TASK OBJECTIVE » Rewrite the records below, changing every "row-marker" to "row-indicator" and keeping all other text the same.

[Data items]
______

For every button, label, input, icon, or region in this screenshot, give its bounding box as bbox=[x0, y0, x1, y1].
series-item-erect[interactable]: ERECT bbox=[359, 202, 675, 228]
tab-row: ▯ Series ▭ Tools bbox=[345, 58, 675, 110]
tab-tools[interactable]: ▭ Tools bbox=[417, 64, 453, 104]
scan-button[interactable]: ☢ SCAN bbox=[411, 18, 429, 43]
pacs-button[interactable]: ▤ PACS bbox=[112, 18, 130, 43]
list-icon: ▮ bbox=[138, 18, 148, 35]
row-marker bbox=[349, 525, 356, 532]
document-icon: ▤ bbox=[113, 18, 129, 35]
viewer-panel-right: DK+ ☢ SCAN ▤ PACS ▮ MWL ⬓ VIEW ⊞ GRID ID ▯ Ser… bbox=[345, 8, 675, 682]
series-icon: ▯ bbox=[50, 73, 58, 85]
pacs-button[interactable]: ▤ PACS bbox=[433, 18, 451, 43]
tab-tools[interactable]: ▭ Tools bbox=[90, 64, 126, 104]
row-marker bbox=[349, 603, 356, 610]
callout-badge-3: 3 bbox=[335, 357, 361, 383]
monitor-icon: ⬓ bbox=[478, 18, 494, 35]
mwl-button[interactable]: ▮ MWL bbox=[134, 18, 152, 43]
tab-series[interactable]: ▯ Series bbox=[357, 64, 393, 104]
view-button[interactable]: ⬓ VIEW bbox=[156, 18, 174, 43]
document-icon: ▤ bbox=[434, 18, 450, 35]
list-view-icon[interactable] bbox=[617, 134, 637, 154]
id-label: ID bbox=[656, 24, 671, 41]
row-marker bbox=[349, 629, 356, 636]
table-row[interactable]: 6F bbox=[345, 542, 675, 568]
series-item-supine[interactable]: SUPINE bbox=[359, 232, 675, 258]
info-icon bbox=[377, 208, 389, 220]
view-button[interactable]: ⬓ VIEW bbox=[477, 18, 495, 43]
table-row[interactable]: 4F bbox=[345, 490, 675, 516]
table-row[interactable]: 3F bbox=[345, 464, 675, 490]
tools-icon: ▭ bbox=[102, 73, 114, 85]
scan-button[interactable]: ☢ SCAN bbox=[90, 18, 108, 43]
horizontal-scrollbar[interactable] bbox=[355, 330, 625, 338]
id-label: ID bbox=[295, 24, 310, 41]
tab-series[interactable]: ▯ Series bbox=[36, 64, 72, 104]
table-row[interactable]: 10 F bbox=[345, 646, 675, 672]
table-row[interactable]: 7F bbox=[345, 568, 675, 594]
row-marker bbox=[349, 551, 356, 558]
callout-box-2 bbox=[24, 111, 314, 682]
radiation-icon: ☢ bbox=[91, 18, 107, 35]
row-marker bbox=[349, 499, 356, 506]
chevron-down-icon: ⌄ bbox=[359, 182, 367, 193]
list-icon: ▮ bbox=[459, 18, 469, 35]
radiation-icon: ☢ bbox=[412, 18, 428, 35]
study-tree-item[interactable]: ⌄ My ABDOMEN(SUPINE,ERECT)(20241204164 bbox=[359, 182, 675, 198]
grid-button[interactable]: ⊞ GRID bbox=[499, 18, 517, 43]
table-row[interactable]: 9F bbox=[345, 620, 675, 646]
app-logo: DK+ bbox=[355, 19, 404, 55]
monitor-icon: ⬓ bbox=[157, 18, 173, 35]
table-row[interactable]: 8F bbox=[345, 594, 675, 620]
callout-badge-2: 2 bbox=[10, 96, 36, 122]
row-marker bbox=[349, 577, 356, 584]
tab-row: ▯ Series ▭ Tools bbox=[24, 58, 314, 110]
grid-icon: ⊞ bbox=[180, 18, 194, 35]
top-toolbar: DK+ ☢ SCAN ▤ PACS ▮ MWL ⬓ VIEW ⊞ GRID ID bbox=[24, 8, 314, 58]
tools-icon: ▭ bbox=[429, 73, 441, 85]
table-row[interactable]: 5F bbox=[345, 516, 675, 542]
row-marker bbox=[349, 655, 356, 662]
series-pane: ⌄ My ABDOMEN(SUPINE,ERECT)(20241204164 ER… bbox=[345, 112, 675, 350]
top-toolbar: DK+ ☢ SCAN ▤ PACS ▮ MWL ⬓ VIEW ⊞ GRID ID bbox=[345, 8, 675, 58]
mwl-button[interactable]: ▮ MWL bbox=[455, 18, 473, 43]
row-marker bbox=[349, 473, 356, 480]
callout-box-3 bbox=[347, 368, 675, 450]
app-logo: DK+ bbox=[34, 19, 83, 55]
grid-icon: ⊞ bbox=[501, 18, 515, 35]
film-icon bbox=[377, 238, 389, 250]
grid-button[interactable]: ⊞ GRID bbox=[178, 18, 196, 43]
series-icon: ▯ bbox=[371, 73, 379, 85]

______

EXPECTED ANSWER »
For every button, label, input, icon, or region in this screenshot, give its bounding box as bbox=[x0, y0, x1, y1].
series-item-erect[interactable]: ERECT bbox=[359, 202, 675, 228]
tab-row: ▯ Series ▭ Tools bbox=[345, 58, 675, 110]
tab-tools[interactable]: ▭ Tools bbox=[417, 64, 453, 104]
scan-button[interactable]: ☢ SCAN bbox=[411, 18, 429, 43]
pacs-button[interactable]: ▤ PACS bbox=[112, 18, 130, 43]
list-icon: ▮ bbox=[138, 18, 148, 35]
row-indicator bbox=[349, 525, 356, 532]
document-icon: ▤ bbox=[113, 18, 129, 35]
viewer-panel-right: DK+ ☢ SCAN ▤ PACS ▮ MWL ⬓ VIEW ⊞ GRID ID ▯ Ser… bbox=[345, 8, 675, 682]
series-icon: ▯ bbox=[50, 73, 58, 85]
pacs-button[interactable]: ▤ PACS bbox=[433, 18, 451, 43]
tab-tools[interactable]: ▭ Tools bbox=[90, 64, 126, 104]
row-indicator bbox=[349, 603, 356, 610]
callout-badge-3: 3 bbox=[335, 357, 361, 383]
monitor-icon: ⬓ bbox=[478, 18, 494, 35]
mwl-button[interactable]: ▮ MWL bbox=[134, 18, 152, 43]
tab-series[interactable]: ▯ Series bbox=[357, 64, 393, 104]
view-button[interactable]: ⬓ VIEW bbox=[156, 18, 174, 43]
document-icon: ▤ bbox=[434, 18, 450, 35]
list-view-icon[interactable] bbox=[617, 134, 637, 154]
id-label: ID bbox=[656, 24, 671, 41]
row-indicator bbox=[349, 629, 356, 636]
table-row[interactable]: 6F bbox=[345, 542, 675, 568]
series-item-supine[interactable]: SUPINE bbox=[359, 232, 675, 258]
info-icon bbox=[377, 208, 389, 220]
view-button[interactable]: ⬓ VIEW bbox=[477, 18, 495, 43]
table-row[interactable]: 4F bbox=[345, 490, 675, 516]
table-row[interactable]: 3F bbox=[345, 464, 675, 490]
tools-icon: ▭ bbox=[102, 73, 114, 85]
scan-button[interactable]: ☢ SCAN bbox=[90, 18, 108, 43]
horizontal-scrollbar[interactable] bbox=[355, 330, 625, 338]
id-label: ID bbox=[295, 24, 310, 41]
tab-series[interactable]: ▯ Series bbox=[36, 64, 72, 104]
table-row[interactable]: 10 F bbox=[345, 646, 675, 672]
table-row[interactable]: 7F bbox=[345, 568, 675, 594]
row-indicator bbox=[349, 551, 356, 558]
callout-box-2 bbox=[24, 111, 314, 682]
radiation-icon: ☢ bbox=[91, 18, 107, 35]
row-indicator bbox=[349, 499, 356, 506]
chevron-down-icon: ⌄ bbox=[359, 182, 367, 193]
list-icon: ▮ bbox=[459, 18, 469, 35]
radiation-icon: ☢ bbox=[412, 18, 428, 35]
study-tree-item[interactable]: ⌄ My ABDOMEN(SUPINE,ERECT)(20241204164 bbox=[359, 182, 675, 198]
grid-button[interactable]: ⊞ GRID bbox=[499, 18, 517, 43]
table-row[interactable]: 9F bbox=[345, 620, 675, 646]
app-logo: DK+ bbox=[355, 19, 404, 55]
monitor-icon: ⬓ bbox=[157, 18, 173, 35]
table-row[interactable]: 8F bbox=[345, 594, 675, 620]
callout-badge-2: 2 bbox=[10, 96, 36, 122]
row-indicator bbox=[349, 577, 356, 584]
tab-row: ▯ Series ▭ Tools bbox=[24, 58, 314, 110]
grid-icon: ⊞ bbox=[180, 18, 194, 35]
top-toolbar: DK+ ☢ SCAN ▤ PACS ▮ MWL ⬓ VIEW ⊞ GRID ID bbox=[24, 8, 314, 58]
tools-icon: ▭ bbox=[429, 73, 441, 85]
table-row[interactable]: 5F bbox=[345, 516, 675, 542]
row-indicator bbox=[349, 655, 356, 662]
series-pane: ⌄ My ABDOMEN(SUPINE,ERECT)(20241204164 ER… bbox=[345, 112, 675, 350]
top-toolbar: DK+ ☢ SCAN ▤ PACS ▮ MWL ⬓ VIEW ⊞ GRID ID bbox=[345, 8, 675, 58]
mwl-button[interactable]: ▮ MWL bbox=[455, 18, 473, 43]
row-indicator bbox=[349, 473, 356, 480]
callout-box-3 bbox=[347, 368, 675, 450]
app-logo: DK+ bbox=[34, 19, 83, 55]
grid-icon: ⊞ bbox=[501, 18, 515, 35]
film-icon bbox=[377, 238, 389, 250]
grid-button[interactable]: ⊞ GRID bbox=[178, 18, 196, 43]
series-icon: ▯ bbox=[371, 73, 379, 85]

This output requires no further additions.